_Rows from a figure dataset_
----

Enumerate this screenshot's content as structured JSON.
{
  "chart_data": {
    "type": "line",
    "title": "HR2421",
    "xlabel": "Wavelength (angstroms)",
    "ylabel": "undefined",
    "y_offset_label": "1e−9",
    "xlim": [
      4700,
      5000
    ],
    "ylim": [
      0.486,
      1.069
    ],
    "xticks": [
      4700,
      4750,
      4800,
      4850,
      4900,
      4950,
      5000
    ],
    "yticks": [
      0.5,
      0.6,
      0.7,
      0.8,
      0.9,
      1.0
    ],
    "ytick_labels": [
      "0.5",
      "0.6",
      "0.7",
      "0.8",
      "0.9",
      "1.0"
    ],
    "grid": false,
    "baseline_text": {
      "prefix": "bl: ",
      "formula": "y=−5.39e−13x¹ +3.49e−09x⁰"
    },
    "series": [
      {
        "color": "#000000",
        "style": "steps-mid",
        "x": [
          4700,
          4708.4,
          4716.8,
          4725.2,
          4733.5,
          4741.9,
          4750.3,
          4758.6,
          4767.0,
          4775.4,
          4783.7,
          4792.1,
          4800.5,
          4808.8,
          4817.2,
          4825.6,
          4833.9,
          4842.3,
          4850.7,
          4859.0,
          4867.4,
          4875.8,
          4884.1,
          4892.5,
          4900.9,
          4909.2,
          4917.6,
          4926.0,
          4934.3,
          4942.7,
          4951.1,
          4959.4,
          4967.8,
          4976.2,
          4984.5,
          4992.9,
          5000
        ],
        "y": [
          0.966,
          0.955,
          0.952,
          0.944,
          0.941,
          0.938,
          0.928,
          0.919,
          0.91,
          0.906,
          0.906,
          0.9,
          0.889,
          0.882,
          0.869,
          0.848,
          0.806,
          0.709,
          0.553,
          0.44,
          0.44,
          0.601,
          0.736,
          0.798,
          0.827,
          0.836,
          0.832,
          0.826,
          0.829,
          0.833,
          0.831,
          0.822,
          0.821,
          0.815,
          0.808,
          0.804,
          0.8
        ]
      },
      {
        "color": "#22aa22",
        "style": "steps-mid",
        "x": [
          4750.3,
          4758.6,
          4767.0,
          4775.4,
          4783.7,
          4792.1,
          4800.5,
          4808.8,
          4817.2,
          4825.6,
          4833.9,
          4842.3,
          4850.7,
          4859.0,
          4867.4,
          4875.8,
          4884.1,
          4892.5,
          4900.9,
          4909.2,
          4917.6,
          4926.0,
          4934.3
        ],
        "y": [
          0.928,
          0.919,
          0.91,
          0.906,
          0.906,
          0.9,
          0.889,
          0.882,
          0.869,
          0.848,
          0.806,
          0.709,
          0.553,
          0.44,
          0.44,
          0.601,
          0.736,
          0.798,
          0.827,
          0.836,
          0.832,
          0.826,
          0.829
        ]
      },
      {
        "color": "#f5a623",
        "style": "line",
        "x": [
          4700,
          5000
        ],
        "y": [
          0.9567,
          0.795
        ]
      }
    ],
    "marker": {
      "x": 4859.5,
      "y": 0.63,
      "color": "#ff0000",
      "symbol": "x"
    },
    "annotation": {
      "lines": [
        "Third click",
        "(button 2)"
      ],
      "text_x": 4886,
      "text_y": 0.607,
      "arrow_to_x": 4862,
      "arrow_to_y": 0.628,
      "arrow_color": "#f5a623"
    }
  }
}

----

_SET PROBLEM_
Copy each line of the data exactly, leaving nothing out.

_EXERCISE RESPONSE_
Enumerate this screenshot's content as structured JSON.
{
  "chart_data": {
    "type": "line",
    "title": "HR2421",
    "xlabel": "Wavelength (angstroms)",
    "ylabel": "undefined",
    "y_offset_label": "1e−9",
    "xlim": [
      4700,
      5000
    ],
    "ylim": [
      0.486,
      1.069
    ],
    "xticks": [
      4700,
      4750,
      4800,
      4850,
      4900,
      4950,
      5000
    ],
    "yticks": [
      0.5,
      0.6,
      0.7,
      0.8,
      0.9,
      1.0
    ],
    "ytick_labels": [
      "0.5",
      "0.6",
      "0.7",
      "0.8",
      "0.9",
      "1.0"
    ],
    "grid": false,
    "baseline_text": {
      "prefix": "bl: ",
      "formula": "y=−5.39e−13x¹ +3.49e−09x⁰"
    },
    "series": [
      {
        "color": "#000000",
        "style": "steps-mid",
        "x": [
          4700,
          4708.4,
          4716.8,
          4725.2,
          4733.5,
          4741.9,
          4750.3,
          4758.6,
          4767.0,
          4775.4,
          4783.7,
          4792.1,
          4800.5,
          4808.8,
          4817.2,
          4825.6,
          4833.9,
          4842.3,
          4850.7,
          4859.0,
          4867.4,
          4875.8,
          4884.1,
          4892.5,
          4900.9,
          4909.2,
          4917.6,
          4926.0,
          4934.3,
          4942.7,
          4951.1,
          4959.4,
          4967.8,
          4976.2,
          4984.5,
          4992.9,
          5000
        ],
        "y": [
          0.966,
          0.955,
          0.952,
          0.944,
          0.941,
          0.938,
          0.928,
          0.919,
          0.91,
          0.906,
          0.906,
          0.9,
          0.889,
          0.882,
          0.869,
          0.848,
          0.806,
          0.709,
          0.553,
          0.44,
          0.44,
          0.601,
          0.736,
          0.798,
          0.827,
          0.836,
          0.832,
          0.826,
          0.829,
          0.833,
          0.831,
          0.822,
          0.821,
          0.815,
          0.808,
          0.804,
          0.8
        ]
      },
      {
        "color": "#22aa22",
        "style": "steps-mid",
        "x": [
          4750.3,
          4758.6,
          4767.0,
          4775.4,
          4783.7,
          4792.1,
          4800.5,
          4808.8,
          4817.2,
          4825.6,
          4833.9,
          4842.3,
          4850.7,
          4859.0,
          4867.4,
          4875.8,
          4884.1,
          4892.5,
          4900.9,
          4909.2,
          4917.6,
          4926.0,
          4934.3
        ],
        "y": [
          0.928,
          0.919,
          0.91,
          0.906,
          0.906,
          0.9,
          0.889,
          0.882,
          0.869,
          0.848,
          0.806,
          0.709,
          0.553,
          0.44,
          0.44,
          0.601,
          0.736,
          0.798,
          0.827,
          0.836,
          0.832,
          0.826,
          0.829
        ]
      },
      {
        "color": "#f5a623",
        "style": "line",
        "x": [
          4700,
          5000
        ],
        "y": [
          0.9567,
          0.795
        ]
      }
    ],
    "marker": {
      "x": 4859.5,
      "y": 0.63,
      "color": "#ff0000",
      "symbol": "x"
    },
    "annotation": {
      "lines": [
        "Third click",
        "(button 2)"
      ],
      "text_x": 4886,
      "text_y": 0.607,
      "arrow_to_x": 4862,
      "arrow_to_y": 0.628,
      "arrow_color": "#f5a623"
    }
  }
}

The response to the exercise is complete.